[Begin]

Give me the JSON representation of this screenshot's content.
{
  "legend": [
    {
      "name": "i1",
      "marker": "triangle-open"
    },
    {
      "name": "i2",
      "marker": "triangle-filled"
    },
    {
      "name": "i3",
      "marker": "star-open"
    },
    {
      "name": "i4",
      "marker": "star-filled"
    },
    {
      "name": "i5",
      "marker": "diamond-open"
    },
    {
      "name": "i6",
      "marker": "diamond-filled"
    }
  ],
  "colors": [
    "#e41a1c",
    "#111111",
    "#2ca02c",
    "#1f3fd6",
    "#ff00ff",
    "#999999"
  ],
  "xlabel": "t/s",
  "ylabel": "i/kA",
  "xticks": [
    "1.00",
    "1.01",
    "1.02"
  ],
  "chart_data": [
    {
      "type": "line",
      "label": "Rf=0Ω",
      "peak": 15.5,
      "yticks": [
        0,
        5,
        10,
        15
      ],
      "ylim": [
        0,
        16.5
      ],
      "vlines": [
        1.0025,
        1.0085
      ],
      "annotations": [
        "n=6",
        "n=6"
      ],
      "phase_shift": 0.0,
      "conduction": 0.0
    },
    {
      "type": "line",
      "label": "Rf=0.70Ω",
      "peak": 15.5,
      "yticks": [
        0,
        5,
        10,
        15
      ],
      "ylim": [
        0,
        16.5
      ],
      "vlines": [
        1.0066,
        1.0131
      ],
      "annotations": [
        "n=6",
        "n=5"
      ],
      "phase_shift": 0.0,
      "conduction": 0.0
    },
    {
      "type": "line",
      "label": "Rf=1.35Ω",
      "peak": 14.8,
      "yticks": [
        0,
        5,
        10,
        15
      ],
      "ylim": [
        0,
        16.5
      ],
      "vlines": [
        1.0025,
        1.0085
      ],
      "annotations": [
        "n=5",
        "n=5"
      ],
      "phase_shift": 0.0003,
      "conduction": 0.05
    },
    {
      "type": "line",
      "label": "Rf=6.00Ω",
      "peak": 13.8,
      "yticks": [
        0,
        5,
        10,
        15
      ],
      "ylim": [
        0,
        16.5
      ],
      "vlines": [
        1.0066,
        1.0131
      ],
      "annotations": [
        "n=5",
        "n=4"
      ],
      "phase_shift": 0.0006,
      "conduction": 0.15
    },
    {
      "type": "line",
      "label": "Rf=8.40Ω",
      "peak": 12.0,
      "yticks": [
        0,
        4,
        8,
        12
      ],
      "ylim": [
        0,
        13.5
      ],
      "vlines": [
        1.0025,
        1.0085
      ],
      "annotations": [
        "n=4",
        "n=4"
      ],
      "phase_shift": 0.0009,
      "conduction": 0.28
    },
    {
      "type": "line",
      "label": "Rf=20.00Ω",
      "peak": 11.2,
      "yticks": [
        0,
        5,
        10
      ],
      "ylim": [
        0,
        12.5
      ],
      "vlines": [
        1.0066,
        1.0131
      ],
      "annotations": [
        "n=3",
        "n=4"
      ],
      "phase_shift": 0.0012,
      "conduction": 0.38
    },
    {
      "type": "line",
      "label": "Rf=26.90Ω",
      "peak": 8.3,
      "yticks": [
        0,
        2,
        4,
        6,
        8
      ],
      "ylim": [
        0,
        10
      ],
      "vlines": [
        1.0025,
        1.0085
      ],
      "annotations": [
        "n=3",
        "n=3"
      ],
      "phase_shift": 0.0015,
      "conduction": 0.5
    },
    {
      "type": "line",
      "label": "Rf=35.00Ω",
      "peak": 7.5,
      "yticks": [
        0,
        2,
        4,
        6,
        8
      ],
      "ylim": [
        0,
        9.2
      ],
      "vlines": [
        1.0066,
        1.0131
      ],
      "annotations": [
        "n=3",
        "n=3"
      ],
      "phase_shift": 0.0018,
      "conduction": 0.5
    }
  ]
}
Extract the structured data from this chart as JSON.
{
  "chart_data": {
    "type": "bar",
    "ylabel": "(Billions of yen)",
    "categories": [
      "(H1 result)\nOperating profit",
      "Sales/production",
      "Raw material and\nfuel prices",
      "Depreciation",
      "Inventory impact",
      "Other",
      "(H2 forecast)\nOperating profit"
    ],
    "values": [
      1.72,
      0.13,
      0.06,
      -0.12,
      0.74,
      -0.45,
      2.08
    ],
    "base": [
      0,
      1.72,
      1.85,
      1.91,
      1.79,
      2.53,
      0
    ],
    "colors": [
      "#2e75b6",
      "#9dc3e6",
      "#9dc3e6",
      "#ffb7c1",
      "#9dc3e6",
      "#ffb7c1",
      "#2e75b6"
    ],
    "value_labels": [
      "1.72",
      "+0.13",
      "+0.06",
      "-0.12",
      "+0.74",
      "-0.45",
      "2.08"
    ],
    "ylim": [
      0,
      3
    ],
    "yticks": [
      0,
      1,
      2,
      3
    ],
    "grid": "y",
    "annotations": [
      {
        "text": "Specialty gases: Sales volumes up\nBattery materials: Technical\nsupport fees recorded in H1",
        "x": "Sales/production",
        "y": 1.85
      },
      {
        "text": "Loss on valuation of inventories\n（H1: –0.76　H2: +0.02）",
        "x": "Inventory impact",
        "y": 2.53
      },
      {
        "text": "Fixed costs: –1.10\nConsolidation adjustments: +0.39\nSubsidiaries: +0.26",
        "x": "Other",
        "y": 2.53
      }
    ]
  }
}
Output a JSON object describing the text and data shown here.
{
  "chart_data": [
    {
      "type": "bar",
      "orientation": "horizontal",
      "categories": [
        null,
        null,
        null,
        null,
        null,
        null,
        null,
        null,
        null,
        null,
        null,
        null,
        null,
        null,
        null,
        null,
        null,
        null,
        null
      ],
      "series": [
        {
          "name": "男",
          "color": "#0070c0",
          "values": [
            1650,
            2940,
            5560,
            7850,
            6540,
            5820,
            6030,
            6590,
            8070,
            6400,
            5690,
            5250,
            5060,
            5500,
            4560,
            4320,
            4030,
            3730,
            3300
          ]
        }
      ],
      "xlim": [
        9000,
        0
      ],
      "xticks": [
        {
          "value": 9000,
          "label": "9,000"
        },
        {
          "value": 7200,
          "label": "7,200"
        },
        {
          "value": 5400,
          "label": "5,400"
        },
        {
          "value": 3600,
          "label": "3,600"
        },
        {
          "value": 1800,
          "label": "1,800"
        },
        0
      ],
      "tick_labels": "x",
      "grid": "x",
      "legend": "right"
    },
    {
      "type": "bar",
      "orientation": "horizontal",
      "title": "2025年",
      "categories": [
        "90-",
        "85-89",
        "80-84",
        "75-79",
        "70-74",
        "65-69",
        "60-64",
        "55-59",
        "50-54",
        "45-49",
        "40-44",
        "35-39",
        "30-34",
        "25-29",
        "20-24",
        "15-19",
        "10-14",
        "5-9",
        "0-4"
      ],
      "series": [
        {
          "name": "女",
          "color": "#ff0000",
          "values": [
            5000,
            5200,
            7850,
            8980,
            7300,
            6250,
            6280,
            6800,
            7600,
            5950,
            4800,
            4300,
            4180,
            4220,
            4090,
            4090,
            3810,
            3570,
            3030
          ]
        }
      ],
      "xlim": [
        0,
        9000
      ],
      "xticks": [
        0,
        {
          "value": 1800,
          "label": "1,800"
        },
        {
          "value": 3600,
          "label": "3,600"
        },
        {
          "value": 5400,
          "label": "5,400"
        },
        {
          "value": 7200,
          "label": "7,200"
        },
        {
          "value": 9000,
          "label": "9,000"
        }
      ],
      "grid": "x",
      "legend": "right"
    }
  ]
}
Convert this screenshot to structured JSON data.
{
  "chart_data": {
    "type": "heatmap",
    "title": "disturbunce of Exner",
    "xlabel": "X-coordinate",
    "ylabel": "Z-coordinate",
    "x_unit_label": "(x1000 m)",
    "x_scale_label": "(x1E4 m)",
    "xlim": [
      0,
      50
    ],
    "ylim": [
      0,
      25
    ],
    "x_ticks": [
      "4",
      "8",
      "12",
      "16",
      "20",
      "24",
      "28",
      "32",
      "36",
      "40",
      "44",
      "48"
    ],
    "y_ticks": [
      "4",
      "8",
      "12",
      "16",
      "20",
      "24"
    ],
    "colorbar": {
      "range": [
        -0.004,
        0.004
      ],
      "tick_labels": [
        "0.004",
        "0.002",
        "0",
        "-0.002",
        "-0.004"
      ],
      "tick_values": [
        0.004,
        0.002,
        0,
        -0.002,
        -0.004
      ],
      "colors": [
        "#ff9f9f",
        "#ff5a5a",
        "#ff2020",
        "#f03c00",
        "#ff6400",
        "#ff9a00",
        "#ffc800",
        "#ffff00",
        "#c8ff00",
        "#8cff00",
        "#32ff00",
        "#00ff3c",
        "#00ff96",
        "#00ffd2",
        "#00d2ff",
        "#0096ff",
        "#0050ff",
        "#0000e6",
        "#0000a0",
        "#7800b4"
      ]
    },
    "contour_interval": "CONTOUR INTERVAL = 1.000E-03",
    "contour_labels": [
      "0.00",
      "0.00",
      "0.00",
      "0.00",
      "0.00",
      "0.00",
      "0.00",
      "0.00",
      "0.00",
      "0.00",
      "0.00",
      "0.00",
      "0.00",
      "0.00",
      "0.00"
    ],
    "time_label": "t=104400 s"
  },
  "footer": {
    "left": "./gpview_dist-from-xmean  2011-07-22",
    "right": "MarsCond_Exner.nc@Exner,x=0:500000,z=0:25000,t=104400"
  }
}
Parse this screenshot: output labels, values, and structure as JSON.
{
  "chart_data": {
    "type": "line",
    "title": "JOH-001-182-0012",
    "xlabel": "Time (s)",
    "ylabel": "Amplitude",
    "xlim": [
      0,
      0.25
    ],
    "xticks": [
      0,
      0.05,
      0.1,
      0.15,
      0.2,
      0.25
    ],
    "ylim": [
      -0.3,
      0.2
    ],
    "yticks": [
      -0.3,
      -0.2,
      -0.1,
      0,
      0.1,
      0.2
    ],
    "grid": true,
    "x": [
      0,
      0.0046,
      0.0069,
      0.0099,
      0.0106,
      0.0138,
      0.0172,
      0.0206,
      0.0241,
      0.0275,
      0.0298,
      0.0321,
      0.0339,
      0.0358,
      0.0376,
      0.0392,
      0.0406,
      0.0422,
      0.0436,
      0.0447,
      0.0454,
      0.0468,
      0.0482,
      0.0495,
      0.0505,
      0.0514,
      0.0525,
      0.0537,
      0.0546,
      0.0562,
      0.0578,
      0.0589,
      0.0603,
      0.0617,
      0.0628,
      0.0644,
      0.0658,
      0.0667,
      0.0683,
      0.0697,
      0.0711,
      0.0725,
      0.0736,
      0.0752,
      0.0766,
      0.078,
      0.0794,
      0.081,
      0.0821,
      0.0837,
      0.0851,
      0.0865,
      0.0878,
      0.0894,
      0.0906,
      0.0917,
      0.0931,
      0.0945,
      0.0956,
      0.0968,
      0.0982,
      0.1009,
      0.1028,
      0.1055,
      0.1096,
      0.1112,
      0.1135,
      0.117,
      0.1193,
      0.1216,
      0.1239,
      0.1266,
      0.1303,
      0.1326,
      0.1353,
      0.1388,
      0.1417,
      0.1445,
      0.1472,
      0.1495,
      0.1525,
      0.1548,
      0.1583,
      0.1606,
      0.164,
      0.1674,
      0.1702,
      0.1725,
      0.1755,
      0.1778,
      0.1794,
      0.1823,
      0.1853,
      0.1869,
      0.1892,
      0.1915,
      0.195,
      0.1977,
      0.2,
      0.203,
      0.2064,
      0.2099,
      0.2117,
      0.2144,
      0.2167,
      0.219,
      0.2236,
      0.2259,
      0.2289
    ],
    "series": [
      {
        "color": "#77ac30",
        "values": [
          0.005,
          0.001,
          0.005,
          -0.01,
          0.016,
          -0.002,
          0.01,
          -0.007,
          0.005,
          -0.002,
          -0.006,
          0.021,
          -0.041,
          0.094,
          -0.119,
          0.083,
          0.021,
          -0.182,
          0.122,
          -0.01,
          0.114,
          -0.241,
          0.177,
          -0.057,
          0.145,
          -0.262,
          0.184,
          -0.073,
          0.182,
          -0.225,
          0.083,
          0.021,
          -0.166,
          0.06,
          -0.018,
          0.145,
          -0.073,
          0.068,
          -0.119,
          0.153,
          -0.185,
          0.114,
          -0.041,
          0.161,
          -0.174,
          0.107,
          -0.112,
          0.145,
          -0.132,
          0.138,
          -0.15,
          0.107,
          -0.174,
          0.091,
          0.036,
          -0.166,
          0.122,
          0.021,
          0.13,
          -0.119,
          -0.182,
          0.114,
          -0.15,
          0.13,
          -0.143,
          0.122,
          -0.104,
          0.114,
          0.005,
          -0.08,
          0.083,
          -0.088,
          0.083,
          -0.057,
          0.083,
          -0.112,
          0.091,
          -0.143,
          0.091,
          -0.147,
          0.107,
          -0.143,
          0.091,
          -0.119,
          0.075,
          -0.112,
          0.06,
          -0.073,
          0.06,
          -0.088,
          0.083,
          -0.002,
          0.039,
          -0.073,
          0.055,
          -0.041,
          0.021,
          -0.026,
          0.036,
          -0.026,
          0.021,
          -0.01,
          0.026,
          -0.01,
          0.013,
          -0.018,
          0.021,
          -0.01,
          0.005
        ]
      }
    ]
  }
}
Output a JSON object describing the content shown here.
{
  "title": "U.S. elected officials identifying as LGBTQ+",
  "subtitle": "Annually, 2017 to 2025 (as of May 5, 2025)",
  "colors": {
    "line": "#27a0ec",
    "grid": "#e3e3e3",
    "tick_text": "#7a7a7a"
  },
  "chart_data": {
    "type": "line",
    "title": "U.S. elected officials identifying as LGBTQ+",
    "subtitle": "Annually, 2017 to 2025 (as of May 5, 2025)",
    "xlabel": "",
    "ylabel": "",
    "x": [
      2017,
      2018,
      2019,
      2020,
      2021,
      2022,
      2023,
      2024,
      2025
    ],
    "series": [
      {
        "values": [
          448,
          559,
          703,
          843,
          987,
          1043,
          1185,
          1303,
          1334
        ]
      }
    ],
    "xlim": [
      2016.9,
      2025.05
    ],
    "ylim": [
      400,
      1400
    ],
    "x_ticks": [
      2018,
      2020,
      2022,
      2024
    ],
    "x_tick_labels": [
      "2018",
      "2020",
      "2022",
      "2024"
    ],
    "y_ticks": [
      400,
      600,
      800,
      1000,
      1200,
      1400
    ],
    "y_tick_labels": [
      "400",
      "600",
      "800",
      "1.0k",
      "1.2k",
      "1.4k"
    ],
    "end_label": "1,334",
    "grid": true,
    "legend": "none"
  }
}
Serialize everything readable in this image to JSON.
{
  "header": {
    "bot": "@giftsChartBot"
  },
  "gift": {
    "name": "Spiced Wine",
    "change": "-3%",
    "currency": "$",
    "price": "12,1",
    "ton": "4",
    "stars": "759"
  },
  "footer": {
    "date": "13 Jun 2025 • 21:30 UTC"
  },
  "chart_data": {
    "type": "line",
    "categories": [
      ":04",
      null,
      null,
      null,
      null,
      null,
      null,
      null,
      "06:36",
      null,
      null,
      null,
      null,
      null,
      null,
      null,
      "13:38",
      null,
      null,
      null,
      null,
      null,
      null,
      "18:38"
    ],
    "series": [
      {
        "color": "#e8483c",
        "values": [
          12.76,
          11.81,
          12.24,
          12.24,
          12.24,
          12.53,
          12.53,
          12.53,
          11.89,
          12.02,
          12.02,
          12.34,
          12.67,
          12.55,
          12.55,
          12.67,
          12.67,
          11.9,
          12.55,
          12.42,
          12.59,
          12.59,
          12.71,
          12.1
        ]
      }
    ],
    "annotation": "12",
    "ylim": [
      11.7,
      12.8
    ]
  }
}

[End]

_TASK INSTRUCTIONS_
Report the number of lines above that contain the word "from", and only that number.

_ANSWER TO THE EXERCISE_
2